Return nothing but the lines from the line containing "OCR this image." through the last line of the records, reproduced exactly.

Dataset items
____
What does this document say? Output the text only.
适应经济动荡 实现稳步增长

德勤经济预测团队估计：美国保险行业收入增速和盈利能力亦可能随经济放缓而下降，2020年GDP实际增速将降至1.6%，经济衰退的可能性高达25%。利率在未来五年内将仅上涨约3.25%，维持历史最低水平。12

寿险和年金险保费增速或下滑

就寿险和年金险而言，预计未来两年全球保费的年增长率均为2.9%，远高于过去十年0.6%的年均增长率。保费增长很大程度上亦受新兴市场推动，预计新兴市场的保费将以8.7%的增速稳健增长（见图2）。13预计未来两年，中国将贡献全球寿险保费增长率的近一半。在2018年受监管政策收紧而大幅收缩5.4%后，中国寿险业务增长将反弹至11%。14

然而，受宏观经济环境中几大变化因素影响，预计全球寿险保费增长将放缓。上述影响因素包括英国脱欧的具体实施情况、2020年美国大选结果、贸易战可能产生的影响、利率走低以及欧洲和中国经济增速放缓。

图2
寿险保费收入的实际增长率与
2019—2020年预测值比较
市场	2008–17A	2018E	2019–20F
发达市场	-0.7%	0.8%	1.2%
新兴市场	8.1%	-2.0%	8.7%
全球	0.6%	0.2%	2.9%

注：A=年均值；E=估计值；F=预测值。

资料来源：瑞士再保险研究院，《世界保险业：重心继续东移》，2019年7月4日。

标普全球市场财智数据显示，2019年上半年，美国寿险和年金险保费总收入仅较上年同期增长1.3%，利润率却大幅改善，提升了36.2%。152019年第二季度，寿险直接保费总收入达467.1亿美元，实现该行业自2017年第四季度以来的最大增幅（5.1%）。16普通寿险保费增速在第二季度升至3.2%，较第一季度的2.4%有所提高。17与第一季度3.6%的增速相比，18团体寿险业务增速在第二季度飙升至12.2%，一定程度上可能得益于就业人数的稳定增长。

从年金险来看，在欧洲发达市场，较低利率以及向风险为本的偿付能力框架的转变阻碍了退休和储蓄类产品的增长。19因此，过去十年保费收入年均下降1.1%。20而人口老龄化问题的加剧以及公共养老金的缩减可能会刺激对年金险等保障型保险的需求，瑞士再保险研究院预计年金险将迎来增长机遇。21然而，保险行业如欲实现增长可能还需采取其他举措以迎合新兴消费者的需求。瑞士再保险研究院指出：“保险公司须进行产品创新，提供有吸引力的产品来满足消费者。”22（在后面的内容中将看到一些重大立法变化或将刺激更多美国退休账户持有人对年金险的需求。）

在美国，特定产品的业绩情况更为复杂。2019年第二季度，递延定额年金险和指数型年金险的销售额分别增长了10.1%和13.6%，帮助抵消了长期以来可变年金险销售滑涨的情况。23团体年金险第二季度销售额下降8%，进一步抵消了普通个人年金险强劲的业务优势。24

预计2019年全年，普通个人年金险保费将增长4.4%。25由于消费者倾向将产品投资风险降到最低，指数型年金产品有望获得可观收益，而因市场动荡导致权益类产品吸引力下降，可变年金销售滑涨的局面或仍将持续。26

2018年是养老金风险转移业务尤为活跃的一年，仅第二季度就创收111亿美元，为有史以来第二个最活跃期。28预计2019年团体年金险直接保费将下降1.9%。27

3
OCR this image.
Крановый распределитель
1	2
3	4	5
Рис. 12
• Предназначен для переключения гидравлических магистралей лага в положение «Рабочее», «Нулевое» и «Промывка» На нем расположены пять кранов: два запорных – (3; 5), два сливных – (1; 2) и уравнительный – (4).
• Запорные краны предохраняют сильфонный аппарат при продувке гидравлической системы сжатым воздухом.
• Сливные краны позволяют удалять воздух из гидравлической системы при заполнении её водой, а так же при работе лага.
____
- **THE SOLUTION**
OCR this image.
Крановый распределитель
1	2
3	4	5
Рис. 12
• Предназначен для переключения гидравлических магистралей лага в положение «Рабочее», «Нулевое» и «Промывка» На нем расположены пять кранов: два запорных – (3; 5), два сливных – (1; 2) и уравнительный – (4).
• Запорные краны предохраняют сильфонный аппарат при продувке гидравлической системы сжатым воздухом.
• Сливные краны позволяют удалять воздух из гидравлической системы при заполнении её водой, а так же при работе лага.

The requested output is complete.